§ WHAT THIS TASK INVOLVES
Using the listing below, give the number of lines in which the string "Output" appears, and nothing else.

= = =

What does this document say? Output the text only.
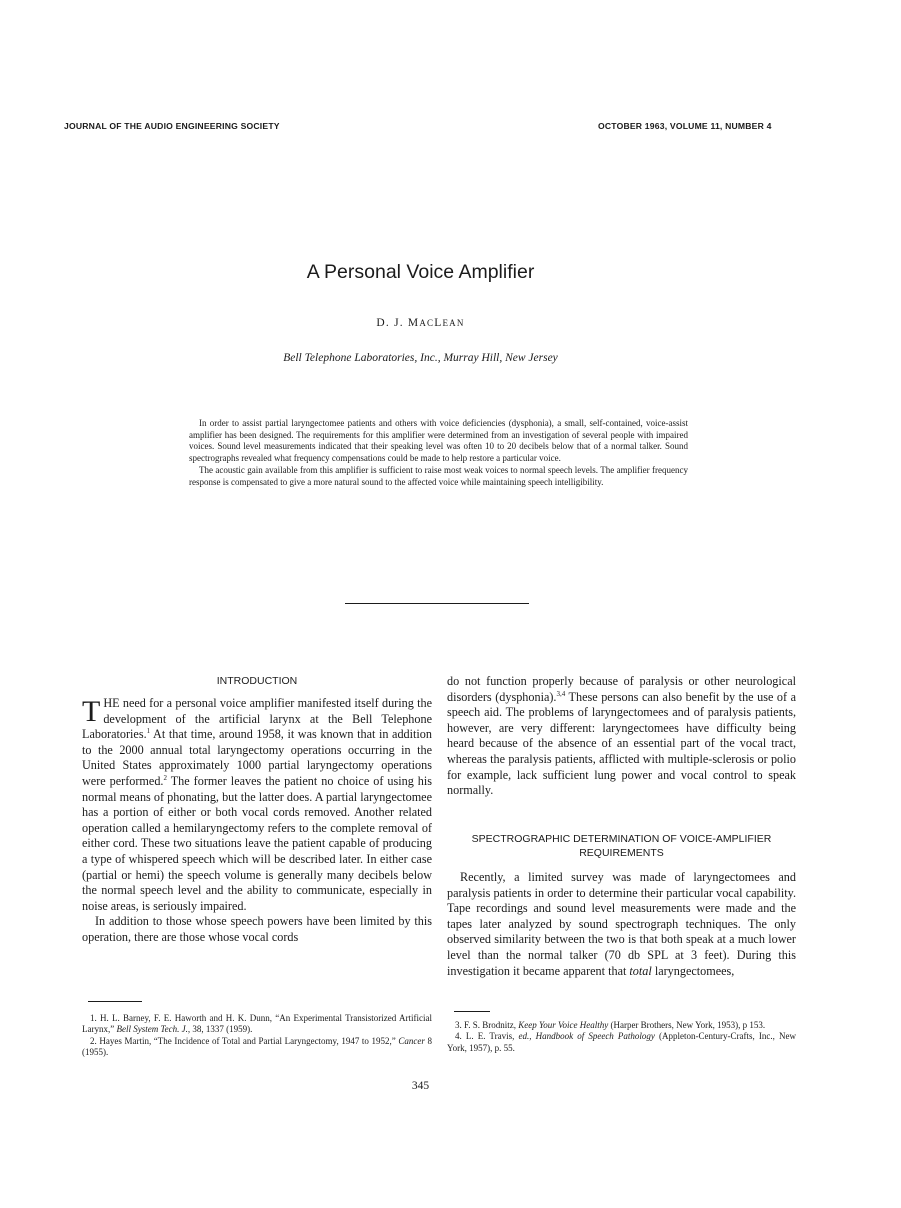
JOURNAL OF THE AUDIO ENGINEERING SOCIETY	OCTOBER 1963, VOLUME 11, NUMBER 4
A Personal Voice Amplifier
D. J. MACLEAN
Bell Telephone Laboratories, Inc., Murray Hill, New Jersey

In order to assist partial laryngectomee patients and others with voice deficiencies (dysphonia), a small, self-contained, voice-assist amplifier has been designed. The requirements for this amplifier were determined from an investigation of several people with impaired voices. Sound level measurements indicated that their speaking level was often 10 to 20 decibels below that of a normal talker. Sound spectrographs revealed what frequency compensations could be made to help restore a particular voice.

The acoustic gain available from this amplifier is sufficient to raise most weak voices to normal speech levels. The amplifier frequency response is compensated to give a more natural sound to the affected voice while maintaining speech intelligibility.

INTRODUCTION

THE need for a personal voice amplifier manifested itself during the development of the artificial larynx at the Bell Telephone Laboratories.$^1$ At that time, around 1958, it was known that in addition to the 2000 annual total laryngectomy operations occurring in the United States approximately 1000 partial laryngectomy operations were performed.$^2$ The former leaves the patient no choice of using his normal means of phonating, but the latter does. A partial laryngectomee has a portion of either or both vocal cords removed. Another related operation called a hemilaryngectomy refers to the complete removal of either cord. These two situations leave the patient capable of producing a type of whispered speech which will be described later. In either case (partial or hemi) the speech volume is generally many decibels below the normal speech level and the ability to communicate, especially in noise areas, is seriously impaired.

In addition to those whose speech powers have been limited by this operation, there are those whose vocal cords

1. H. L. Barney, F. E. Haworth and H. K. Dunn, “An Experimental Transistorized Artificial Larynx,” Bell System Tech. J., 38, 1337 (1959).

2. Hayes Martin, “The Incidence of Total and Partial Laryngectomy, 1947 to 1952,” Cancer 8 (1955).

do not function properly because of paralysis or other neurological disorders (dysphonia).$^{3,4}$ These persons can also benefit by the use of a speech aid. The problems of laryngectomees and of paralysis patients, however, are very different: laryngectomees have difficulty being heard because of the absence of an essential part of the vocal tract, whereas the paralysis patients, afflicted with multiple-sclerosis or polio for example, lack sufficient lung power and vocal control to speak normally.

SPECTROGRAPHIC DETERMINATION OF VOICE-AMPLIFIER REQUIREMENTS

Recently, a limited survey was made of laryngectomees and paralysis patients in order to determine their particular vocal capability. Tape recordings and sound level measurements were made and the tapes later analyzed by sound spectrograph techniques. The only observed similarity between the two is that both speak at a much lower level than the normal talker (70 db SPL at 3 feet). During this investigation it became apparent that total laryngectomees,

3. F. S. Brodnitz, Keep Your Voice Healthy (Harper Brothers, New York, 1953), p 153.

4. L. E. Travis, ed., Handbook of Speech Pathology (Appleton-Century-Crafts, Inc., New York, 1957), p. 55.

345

= = =

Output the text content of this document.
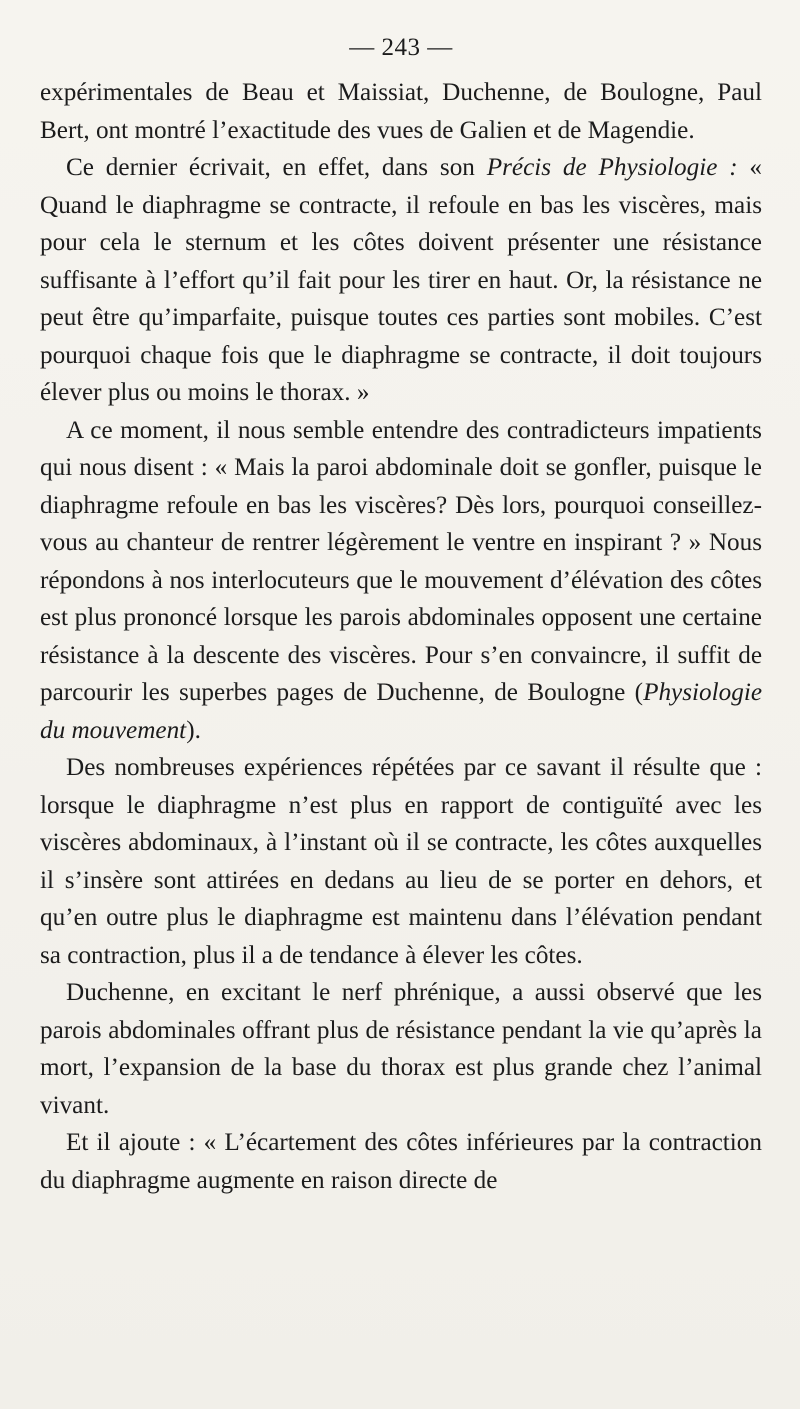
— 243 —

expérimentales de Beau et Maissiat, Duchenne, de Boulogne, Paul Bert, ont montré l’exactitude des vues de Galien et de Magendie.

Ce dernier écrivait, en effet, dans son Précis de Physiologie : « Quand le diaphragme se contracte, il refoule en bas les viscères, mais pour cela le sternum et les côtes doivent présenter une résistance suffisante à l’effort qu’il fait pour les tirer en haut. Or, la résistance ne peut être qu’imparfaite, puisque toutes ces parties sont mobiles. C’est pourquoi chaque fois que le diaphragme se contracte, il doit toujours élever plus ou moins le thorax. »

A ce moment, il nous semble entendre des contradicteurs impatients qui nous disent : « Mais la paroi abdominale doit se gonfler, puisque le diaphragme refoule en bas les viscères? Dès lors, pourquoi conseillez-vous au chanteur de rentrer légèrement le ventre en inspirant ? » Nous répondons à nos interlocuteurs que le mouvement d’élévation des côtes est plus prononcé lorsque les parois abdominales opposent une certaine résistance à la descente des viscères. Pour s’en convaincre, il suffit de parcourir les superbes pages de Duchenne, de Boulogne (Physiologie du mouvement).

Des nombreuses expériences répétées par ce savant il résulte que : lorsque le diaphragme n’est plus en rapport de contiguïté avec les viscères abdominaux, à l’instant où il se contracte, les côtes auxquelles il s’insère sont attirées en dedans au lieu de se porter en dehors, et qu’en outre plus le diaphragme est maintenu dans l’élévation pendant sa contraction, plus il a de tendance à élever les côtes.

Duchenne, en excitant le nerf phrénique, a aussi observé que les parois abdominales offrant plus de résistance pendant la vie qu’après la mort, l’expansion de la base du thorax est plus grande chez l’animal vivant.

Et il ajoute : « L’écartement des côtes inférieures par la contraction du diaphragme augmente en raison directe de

= = =

§ SOLUTION TO THE PROBLEM
2